▶ [WHAT YOU NEED TO DO]: List all the lines in these records that hold "name".

☆ ☆ ☆

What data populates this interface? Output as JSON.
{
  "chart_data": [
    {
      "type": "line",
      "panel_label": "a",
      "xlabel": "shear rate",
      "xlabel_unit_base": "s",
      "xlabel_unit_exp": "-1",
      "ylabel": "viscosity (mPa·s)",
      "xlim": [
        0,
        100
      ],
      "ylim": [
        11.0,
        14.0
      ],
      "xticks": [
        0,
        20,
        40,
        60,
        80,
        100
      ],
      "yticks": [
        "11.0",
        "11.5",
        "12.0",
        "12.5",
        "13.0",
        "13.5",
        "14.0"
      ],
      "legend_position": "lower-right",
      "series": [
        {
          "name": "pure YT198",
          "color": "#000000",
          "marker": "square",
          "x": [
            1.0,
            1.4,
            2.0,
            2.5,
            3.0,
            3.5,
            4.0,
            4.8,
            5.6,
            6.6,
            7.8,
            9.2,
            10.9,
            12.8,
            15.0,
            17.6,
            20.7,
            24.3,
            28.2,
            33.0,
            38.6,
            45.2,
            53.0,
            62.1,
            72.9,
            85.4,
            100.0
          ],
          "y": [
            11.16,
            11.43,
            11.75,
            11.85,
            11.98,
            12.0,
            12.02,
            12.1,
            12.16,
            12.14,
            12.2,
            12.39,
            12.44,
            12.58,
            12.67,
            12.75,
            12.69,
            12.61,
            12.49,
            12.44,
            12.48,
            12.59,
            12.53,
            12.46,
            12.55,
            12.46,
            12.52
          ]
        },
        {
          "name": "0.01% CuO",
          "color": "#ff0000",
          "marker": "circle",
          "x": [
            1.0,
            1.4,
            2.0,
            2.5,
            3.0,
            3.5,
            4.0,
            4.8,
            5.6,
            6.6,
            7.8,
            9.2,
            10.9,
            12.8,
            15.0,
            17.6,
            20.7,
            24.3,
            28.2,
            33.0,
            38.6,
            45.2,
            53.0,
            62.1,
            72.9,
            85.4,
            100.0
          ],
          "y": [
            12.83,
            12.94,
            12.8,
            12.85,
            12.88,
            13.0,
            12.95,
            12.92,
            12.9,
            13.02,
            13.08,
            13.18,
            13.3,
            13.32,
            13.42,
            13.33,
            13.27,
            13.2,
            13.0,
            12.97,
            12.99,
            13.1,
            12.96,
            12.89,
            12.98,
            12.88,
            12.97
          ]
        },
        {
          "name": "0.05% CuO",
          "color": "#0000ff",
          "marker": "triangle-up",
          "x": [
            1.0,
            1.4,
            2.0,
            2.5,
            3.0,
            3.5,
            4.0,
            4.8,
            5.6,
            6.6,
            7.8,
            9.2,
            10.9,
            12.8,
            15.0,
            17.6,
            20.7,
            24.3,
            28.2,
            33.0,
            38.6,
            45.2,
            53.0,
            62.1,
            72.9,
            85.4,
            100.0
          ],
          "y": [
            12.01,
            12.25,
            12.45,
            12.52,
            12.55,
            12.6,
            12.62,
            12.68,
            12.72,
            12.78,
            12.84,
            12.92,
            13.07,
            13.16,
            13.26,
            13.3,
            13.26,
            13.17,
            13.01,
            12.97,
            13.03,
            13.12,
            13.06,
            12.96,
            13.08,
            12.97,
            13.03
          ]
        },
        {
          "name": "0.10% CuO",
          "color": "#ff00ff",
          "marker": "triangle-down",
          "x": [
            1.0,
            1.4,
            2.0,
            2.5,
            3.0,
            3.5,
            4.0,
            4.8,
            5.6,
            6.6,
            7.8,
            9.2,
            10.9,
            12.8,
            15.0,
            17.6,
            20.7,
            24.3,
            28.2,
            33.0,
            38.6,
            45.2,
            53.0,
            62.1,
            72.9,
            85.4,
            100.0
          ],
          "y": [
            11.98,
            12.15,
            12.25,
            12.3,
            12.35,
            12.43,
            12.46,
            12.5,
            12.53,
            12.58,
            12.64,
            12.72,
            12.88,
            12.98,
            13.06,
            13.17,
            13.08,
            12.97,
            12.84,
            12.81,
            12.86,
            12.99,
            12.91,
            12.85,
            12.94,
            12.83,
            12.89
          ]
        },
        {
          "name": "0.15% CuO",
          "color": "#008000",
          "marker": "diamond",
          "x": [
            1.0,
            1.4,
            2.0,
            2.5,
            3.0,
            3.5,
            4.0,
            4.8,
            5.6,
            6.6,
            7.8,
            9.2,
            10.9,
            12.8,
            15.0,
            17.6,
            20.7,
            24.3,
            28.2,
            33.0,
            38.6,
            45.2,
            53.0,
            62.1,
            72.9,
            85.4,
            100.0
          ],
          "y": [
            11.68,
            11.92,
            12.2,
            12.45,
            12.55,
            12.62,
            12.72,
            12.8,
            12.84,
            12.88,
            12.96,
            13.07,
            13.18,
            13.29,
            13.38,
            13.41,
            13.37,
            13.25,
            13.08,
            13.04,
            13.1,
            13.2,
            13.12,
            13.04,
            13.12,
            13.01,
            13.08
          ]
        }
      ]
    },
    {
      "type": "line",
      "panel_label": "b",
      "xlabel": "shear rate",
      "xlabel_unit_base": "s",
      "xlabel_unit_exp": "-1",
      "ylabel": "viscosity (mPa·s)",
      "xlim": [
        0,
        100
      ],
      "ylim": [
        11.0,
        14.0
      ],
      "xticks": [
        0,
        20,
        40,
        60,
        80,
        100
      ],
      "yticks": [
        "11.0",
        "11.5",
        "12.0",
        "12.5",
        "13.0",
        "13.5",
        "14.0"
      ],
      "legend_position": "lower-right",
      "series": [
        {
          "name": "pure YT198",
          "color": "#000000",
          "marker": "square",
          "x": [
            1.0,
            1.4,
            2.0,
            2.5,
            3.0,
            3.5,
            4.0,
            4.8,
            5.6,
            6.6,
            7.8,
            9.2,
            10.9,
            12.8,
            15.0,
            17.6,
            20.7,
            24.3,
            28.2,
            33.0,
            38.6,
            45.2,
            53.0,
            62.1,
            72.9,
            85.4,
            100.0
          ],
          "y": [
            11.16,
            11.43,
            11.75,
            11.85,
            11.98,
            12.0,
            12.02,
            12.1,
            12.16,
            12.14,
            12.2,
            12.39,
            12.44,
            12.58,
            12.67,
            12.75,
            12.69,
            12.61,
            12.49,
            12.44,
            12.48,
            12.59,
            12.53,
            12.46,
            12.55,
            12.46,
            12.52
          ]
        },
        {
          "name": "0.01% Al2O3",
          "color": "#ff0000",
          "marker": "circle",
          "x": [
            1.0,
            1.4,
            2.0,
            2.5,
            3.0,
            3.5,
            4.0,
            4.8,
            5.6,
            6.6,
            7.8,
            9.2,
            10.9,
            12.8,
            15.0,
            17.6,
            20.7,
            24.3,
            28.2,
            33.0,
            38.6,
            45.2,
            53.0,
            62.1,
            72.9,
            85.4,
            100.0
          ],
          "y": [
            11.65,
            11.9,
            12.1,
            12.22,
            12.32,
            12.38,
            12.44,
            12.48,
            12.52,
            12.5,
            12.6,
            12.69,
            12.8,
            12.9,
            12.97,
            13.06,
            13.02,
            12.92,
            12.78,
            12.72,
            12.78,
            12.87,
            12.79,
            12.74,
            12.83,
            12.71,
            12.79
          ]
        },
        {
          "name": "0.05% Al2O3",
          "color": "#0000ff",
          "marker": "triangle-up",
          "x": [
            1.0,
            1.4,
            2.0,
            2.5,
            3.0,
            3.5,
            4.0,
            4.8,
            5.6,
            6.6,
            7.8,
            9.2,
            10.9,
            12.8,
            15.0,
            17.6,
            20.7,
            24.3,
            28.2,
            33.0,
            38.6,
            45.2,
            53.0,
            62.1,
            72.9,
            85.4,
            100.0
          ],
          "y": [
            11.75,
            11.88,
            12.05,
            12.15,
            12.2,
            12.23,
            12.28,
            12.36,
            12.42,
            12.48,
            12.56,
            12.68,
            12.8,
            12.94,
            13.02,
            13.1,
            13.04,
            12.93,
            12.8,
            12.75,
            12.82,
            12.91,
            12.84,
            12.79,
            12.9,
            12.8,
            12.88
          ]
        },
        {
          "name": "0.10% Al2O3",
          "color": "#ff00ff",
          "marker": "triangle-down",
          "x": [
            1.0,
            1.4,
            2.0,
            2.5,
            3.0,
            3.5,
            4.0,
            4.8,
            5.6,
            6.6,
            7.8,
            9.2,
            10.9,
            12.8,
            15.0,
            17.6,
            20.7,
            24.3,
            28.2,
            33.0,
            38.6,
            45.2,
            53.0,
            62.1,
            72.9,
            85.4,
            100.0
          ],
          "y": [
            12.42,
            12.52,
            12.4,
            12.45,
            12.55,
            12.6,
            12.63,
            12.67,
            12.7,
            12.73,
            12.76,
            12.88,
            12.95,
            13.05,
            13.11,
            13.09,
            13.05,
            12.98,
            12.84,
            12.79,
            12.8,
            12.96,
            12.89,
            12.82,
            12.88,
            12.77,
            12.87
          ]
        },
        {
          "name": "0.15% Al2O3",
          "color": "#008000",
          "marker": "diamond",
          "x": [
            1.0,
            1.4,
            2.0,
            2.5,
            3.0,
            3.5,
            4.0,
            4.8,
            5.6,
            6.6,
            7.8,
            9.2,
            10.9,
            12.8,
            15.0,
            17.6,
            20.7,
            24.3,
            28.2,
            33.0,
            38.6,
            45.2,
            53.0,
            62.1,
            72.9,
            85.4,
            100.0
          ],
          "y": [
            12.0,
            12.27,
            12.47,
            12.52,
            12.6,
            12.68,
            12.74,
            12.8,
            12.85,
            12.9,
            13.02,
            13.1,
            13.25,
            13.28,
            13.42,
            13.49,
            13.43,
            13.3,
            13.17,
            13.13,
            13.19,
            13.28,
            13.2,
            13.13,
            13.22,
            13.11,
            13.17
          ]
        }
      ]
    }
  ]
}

☆ ☆ ☆

▶ [ANSWER FOR THE TASK]:
          "name": "pure YT198",
          "name": "0.01% CuO",
          "name": "0.05% CuO",
          "name": "0.10% CuO",
          "name": "0.15% CuO",
          "name": "pure YT198",
          "name": "0.01% Al2O3",
          "name": "0.05% Al2O3",
          "name": "0.10% Al2O3",
          "name": "0.15% Al2O3",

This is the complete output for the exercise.